__Goal__
Update the data below by replacing every occurrence of "legend-label" with "legend-entry", leaving everything else unchanged and omitting the pictures from your answer.

Data entries:

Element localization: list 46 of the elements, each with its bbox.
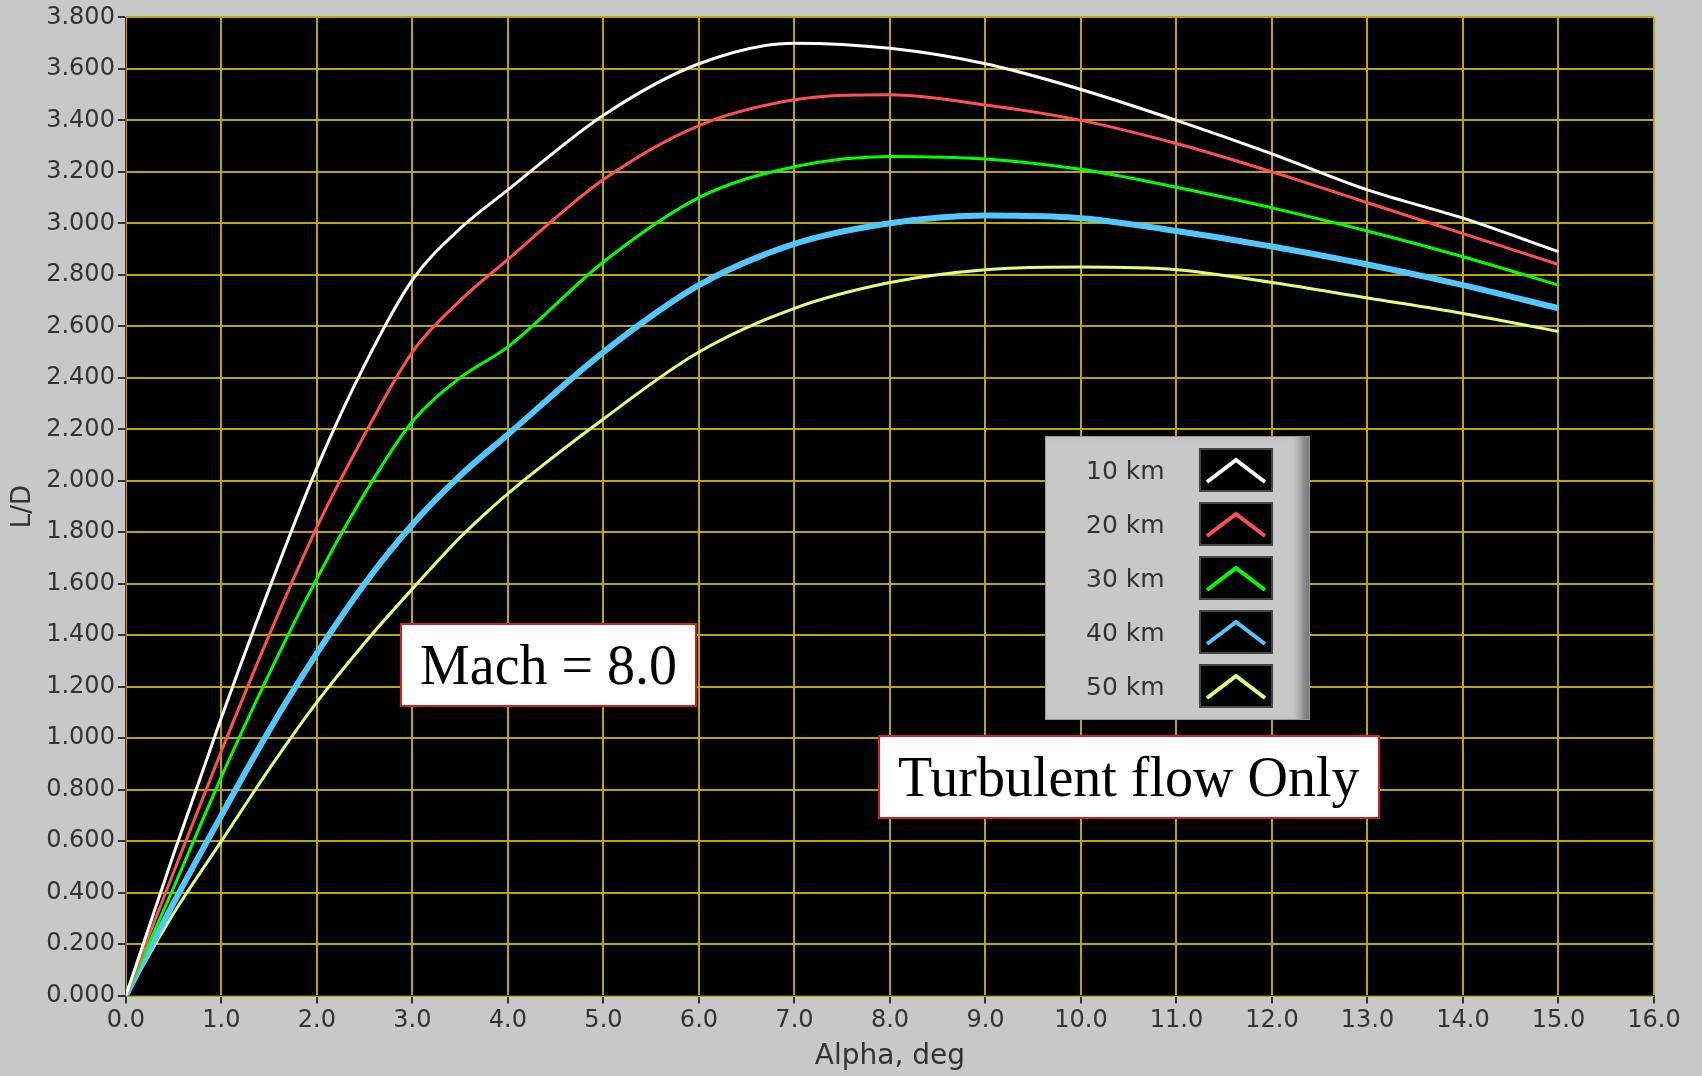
y-tick-label: 3.600 bbox=[46, 53, 115, 82]
legend-label: 30 km bbox=[1086, 563, 1165, 593]
x-tick-label: 5.0 bbox=[584, 1005, 623, 1034]
x-tick-label: 2.0 bbox=[297, 1005, 336, 1034]
x-tick-label: 1.0 bbox=[202, 1005, 241, 1034]
legend-label: 20 km bbox=[1086, 509, 1165, 539]
y-tick-label: 2.600 bbox=[46, 310, 115, 339]
annotation: Mach = 8.0 bbox=[400, 623, 698, 707]
x-tick-label: 15.0 bbox=[1531, 1005, 1586, 1034]
y-tick-label: 1.000 bbox=[46, 722, 115, 751]
annotation: Turbulent flow Only bbox=[878, 735, 1380, 819]
y-axis-title: L/D bbox=[6, 484, 37, 529]
x-tick-label: 16.0 bbox=[1627, 1005, 1681, 1034]
x-axis-title: Alpha, deg bbox=[814, 1038, 966, 1072]
y-tick-label: 1.800 bbox=[46, 516, 115, 545]
y-tick-label: 0.800 bbox=[46, 773, 115, 802]
x-tick-label: 8.0 bbox=[870, 1005, 910, 1034]
x-tick-label: 7.0 bbox=[775, 1005, 814, 1034]
y-tick-label: 1.600 bbox=[46, 567, 115, 596]
y-tick-label: 0.000 bbox=[46, 979, 115, 1008]
x-tick-label: 12.0 bbox=[1245, 1005, 1299, 1034]
legend-label: 10 km bbox=[1086, 455, 1165, 485]
x-tick-label: 4.0 bbox=[488, 1005, 528, 1034]
y-tick-label: 0.200 bbox=[46, 928, 115, 957]
y-tick-label: 2.200 bbox=[46, 413, 115, 442]
y-tick-label: 0.400 bbox=[46, 876, 115, 905]
x-tick-label: 14.0 bbox=[1436, 1005, 1490, 1034]
x-tick-label: 0.0 bbox=[106, 1005, 145, 1034]
x-tick-label: 11.0 bbox=[1149, 1005, 1204, 1034]
x-tick-label: 9.0 bbox=[966, 1005, 1005, 1034]
x-tick-label: 6.0 bbox=[679, 1005, 719, 1034]
y-tick-label: 3.400 bbox=[46, 104, 115, 133]
y-tick-label: 1.400 bbox=[46, 619, 115, 648]
y-tick-label: 2.400 bbox=[46, 362, 115, 391]
y-tick-label: 2.800 bbox=[46, 259, 115, 288]
y-tick-label: 0.600 bbox=[46, 825, 115, 854]
x-tick-label: 3.0 bbox=[393, 1005, 432, 1034]
legend-label: 50 km bbox=[1086, 671, 1165, 701]
x-tick-label: 10.0 bbox=[1054, 1005, 1108, 1034]
legend-label: 40 km bbox=[1086, 617, 1165, 647]
y-tick-label: 3.200 bbox=[46, 156, 115, 185]
y-tick-label: 3.000 bbox=[46, 207, 115, 236]
y-tick-label: 1.200 bbox=[46, 670, 115, 699]
x-tick-label: 13.0 bbox=[1340, 1005, 1395, 1034]
y-tick-label: 2.000 bbox=[46, 464, 115, 493]
y-tick-label: 3.800 bbox=[46, 1, 115, 30]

__Output for this exercise__
Element localization: list 46 of the elements, each with its bbox.
y-tick-label: 3.600 bbox=[46, 53, 115, 82]
legend-entry: 30 km bbox=[1086, 563, 1165, 593]
x-tick-label: 5.0 bbox=[584, 1005, 623, 1034]
x-tick-label: 2.0 bbox=[297, 1005, 336, 1034]
x-tick-label: 1.0 bbox=[202, 1005, 241, 1034]
legend-entry: 20 km bbox=[1086, 509, 1165, 539]
y-tick-label: 2.600 bbox=[46, 310, 115, 339]
annotation: Mach = 8.0 bbox=[400, 623, 698, 707]
x-tick-label: 15.0 bbox=[1531, 1005, 1586, 1034]
y-tick-label: 1.000 bbox=[46, 722, 115, 751]
annotation: Turbulent flow Only bbox=[878, 735, 1380, 819]
y-axis-title: L/D bbox=[6, 484, 37, 529]
x-tick-label: 16.0 bbox=[1627, 1005, 1681, 1034]
x-axis-title: Alpha, deg bbox=[814, 1038, 966, 1072]
y-tick-label: 1.800 bbox=[46, 516, 115, 545]
y-tick-label: 0.800 bbox=[46, 773, 115, 802]
x-tick-label: 8.0 bbox=[870, 1005, 910, 1034]
x-tick-label: 7.0 bbox=[775, 1005, 814, 1034]
y-tick-label: 1.600 bbox=[46, 567, 115, 596]
y-tick-label: 0.000 bbox=[46, 979, 115, 1008]
x-tick-label: 12.0 bbox=[1245, 1005, 1299, 1034]
legend-entry: 10 km bbox=[1086, 455, 1165, 485]
x-tick-label: 4.0 bbox=[488, 1005, 528, 1034]
y-tick-label: 0.200 bbox=[46, 928, 115, 957]
y-tick-label: 2.200 bbox=[46, 413, 115, 442]
y-tick-label: 0.400 bbox=[46, 876, 115, 905]
x-tick-label: 14.0 bbox=[1436, 1005, 1490, 1034]
x-tick-label: 0.0 bbox=[106, 1005, 145, 1034]
x-tick-label: 11.0 bbox=[1149, 1005, 1204, 1034]
x-tick-label: 9.0 bbox=[966, 1005, 1005, 1034]
x-tick-label: 6.0 bbox=[679, 1005, 719, 1034]
y-tick-label: 3.400 bbox=[46, 104, 115, 133]
y-tick-label: 1.400 bbox=[46, 619, 115, 648]
y-tick-label: 2.400 bbox=[46, 362, 115, 391]
y-tick-label: 2.800 bbox=[46, 259, 115, 288]
y-tick-label: 0.600 bbox=[46, 825, 115, 854]
x-tick-label: 3.0 bbox=[393, 1005, 432, 1034]
legend-entry: 50 km bbox=[1086, 671, 1165, 701]
x-tick-label: 10.0 bbox=[1054, 1005, 1108, 1034]
legend-entry: 40 km bbox=[1086, 617, 1165, 647]
y-tick-label: 3.200 bbox=[46, 156, 115, 185]
y-tick-label: 3.000 bbox=[46, 207, 115, 236]
y-tick-label: 1.200 bbox=[46, 670, 115, 699]
x-tick-label: 13.0 bbox=[1340, 1005, 1395, 1034]
y-tick-label: 2.000 bbox=[46, 464, 115, 493]
y-tick-label: 3.800 bbox=[46, 1, 115, 30]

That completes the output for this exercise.